Stated goal ::
Locate the word "Engineers" in the entries below, then gather every line that holds it.

··· Information given ···

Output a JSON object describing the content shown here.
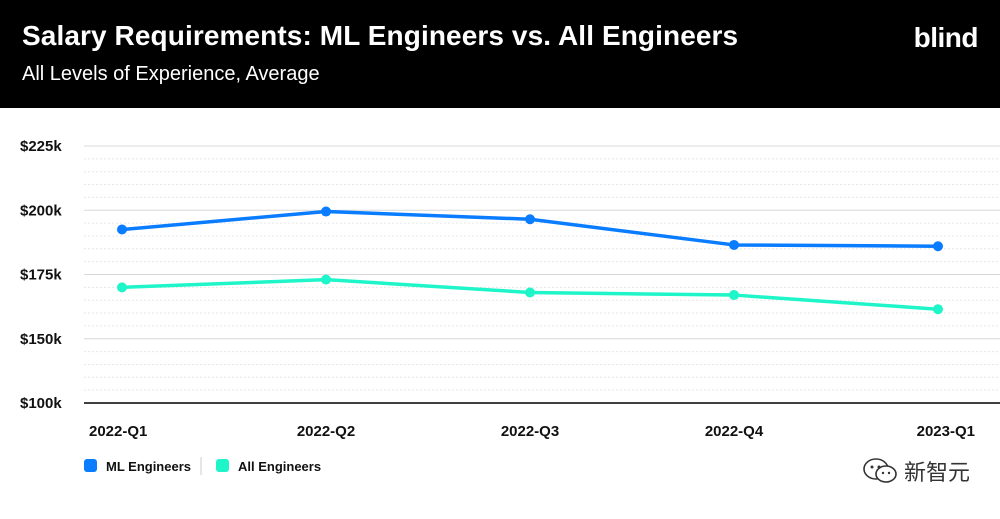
{
  "header": {
    "title": "Salary Requirements: ML Engineers vs. All Engineers",
    "subtitle": "All Levels of Experience, Average",
    "brand": "blind"
  },
  "watermark": {
    "text": "新智元"
  },
  "colors": {
    "ml": "#0a7cff",
    "all": "#1ef5c8",
    "grid": "#d8d8d8",
    "axis": "#000000"
  },
  "chart_data": {
    "type": "line",
    "categories": [
      "2022-Q1",
      "2022-Q2",
      "2022-Q3",
      "2022-Q4",
      "2023-Q1"
    ],
    "series": [
      {
        "name": "ML Engineers",
        "values": [
          192500,
          199500,
          196500,
          186500,
          186000
        ]
      },
      {
        "name": "All Engineers",
        "values": [
          170000,
          173000,
          168000,
          167000,
          161500
        ]
      }
    ],
    "yticks": [
      100000,
      150000,
      175000,
      200000,
      225000
    ],
    "ytick_labels": [
      "$100k",
      "$150k",
      "$175k",
      "$200k",
      "$225k"
    ],
    "ylim": [
      100000,
      225000
    ],
    "title": "Salary Requirements: ML Engineers vs. All Engineers",
    "legend_position": "bottom-left"
  }
}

···

Finished task ::
    "title": "Salary Requirements: ML Engineers vs. All Engineers",
        "name": "ML Engineers",
        "name": "All Engineers",
    "title": "Salary Requirements: ML Engineers vs. All Engineers",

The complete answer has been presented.